**Task goal:** Each entry below should be echoed exactly, with pictures omitted.

**Dataset extract:**
============================================================

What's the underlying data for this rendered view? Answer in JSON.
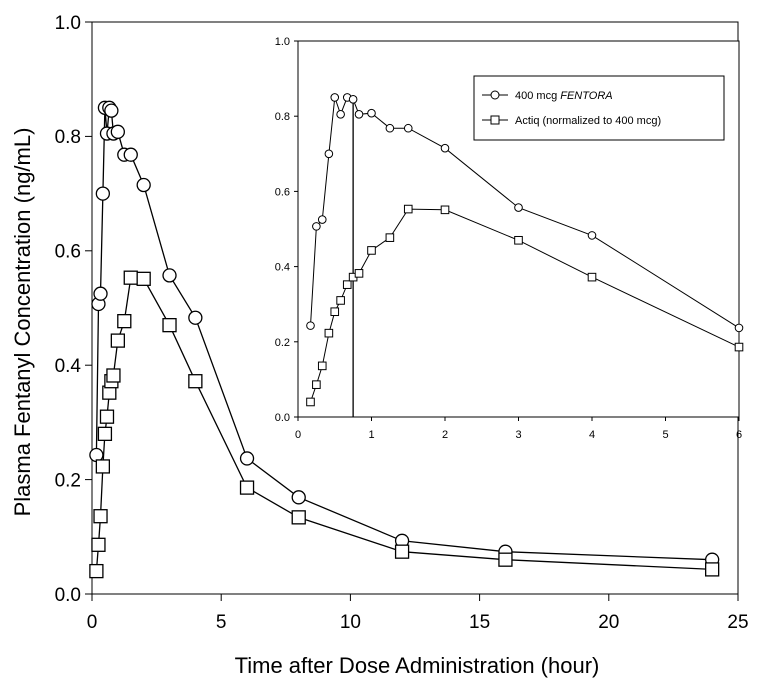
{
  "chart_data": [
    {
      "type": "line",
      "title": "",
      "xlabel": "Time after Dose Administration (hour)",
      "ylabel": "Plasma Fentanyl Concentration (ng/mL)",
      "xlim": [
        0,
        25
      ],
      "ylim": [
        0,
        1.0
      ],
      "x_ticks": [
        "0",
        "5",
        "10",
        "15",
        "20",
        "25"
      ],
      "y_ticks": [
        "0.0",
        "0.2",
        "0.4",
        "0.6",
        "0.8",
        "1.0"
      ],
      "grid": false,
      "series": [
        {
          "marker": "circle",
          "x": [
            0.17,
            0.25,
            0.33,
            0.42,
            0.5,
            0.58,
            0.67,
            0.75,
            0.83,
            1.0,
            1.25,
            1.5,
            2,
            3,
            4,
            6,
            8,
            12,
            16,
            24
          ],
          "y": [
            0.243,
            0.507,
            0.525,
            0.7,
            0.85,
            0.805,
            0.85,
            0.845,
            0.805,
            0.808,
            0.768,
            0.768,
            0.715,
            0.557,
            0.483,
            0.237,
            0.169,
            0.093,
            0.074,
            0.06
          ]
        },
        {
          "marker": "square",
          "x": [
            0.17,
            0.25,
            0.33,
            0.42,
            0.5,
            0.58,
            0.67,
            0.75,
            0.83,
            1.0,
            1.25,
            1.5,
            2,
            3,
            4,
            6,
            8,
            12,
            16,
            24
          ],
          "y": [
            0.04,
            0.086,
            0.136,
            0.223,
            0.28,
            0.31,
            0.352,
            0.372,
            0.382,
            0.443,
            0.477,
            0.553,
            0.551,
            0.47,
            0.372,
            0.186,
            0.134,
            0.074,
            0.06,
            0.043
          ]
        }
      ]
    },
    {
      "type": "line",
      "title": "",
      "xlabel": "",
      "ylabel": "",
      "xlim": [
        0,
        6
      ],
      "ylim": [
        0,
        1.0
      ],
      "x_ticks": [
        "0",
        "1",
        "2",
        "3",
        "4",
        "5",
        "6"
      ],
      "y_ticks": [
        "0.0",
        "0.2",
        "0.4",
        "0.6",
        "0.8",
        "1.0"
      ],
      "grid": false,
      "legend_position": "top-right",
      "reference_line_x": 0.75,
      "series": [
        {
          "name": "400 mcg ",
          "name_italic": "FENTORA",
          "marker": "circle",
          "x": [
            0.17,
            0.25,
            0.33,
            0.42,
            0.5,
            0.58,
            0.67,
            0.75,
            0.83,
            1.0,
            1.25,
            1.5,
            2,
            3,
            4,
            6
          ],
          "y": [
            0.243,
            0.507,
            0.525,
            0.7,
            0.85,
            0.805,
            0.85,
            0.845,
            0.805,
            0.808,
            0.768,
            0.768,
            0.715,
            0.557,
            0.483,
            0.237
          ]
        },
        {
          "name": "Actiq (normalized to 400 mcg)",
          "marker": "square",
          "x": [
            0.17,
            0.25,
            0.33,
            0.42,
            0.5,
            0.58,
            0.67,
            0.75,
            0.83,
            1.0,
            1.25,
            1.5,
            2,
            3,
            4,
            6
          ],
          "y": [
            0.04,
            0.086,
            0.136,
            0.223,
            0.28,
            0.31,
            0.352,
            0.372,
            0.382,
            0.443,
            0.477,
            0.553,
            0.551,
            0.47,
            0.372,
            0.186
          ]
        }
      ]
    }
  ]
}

============================================================

**The response:**
What's the underlying data for this rendered view? Answer in JSON.
{
  "chart_data": [
    {
      "type": "line",
      "title": "",
      "xlabel": "Time after Dose Administration (hour)",
      "ylabel": "Plasma Fentanyl Concentration (ng/mL)",
      "xlim": [
        0,
        25
      ],
      "ylim": [
        0,
        1.0
      ],
      "x_ticks": [
        "0",
        "5",
        "10",
        "15",
        "20",
        "25"
      ],
      "y_ticks": [
        "0.0",
        "0.2",
        "0.4",
        "0.6",
        "0.8",
        "1.0"
      ],
      "grid": false,
      "series": [
        {
          "marker": "circle",
          "x": [
            0.17,
            0.25,
            0.33,
            0.42,
            0.5,
            0.58,
            0.67,
            0.75,
            0.83,
            1.0,
            1.25,
            1.5,
            2,
            3,
            4,
            6,
            8,
            12,
            16,
            24
          ],
          "y": [
            0.243,
            0.507,
            0.525,
            0.7,
            0.85,
            0.805,
            0.85,
            0.845,
            0.805,
            0.808,
            0.768,
            0.768,
            0.715,
            0.557,
            0.483,
            0.237,
            0.169,
            0.093,
            0.074,
            0.06
          ]
        },
        {
          "marker": "square",
          "x": [
            0.17,
            0.25,
            0.33,
            0.42,
            0.5,
            0.58,
            0.67,
            0.75,
            0.83,
            1.0,
            1.25,
            1.5,
            2,
            3,
            4,
            6,
            8,
            12,
            16,
            24
          ],
          "y": [
            0.04,
            0.086,
            0.136,
            0.223,
            0.28,
            0.31,
            0.352,
            0.372,
            0.382,
            0.443,
            0.477,
            0.553,
            0.551,
            0.47,
            0.372,
            0.186,
            0.134,
            0.074,
            0.06,
            0.043
          ]
        }
      ]
    },
    {
      "type": "line",
      "title": "",
      "xlabel": "",
      "ylabel": "",
      "xlim": [
        0,
        6
      ],
      "ylim": [
        0,
        1.0
      ],
      "x_ticks": [
        "0",
        "1",
        "2",
        "3",
        "4",
        "5",
        "6"
      ],
      "y_ticks": [
        "0.0",
        "0.2",
        "0.4",
        "0.6",
        "0.8",
        "1.0"
      ],
      "grid": false,
      "legend_position": "top-right",
      "reference_line_x": 0.75,
      "series": [
        {
          "name": "400 mcg ",
          "name_italic": "FENTORA",
          "marker": "circle",
          "x": [
            0.17,
            0.25,
            0.33,
            0.42,
            0.5,
            0.58,
            0.67,
            0.75,
            0.83,
            1.0,
            1.25,
            1.5,
            2,
            3,
            4,
            6
          ],
          "y": [
            0.243,
            0.507,
            0.525,
            0.7,
            0.85,
            0.805,
            0.85,
            0.845,
            0.805,
            0.808,
            0.768,
            0.768,
            0.715,
            0.557,
            0.483,
            0.237
          ]
        },
        {
          "name": "Actiq (normalized to 400 mcg)",
          "marker": "square",
          "x": [
            0.17,
            0.25,
            0.33,
            0.42,
            0.5,
            0.58,
            0.67,
            0.75,
            0.83,
            1.0,
            1.25,
            1.5,
            2,
            3,
            4,
            6
          ],
          "y": [
            0.04,
            0.086,
            0.136,
            0.223,
            0.28,
            0.31,
            0.352,
            0.372,
            0.382,
            0.443,
            0.477,
            0.553,
            0.551,
            0.47,
            0.372,
            0.186
          ]
        }
      ]
    }
  ]
}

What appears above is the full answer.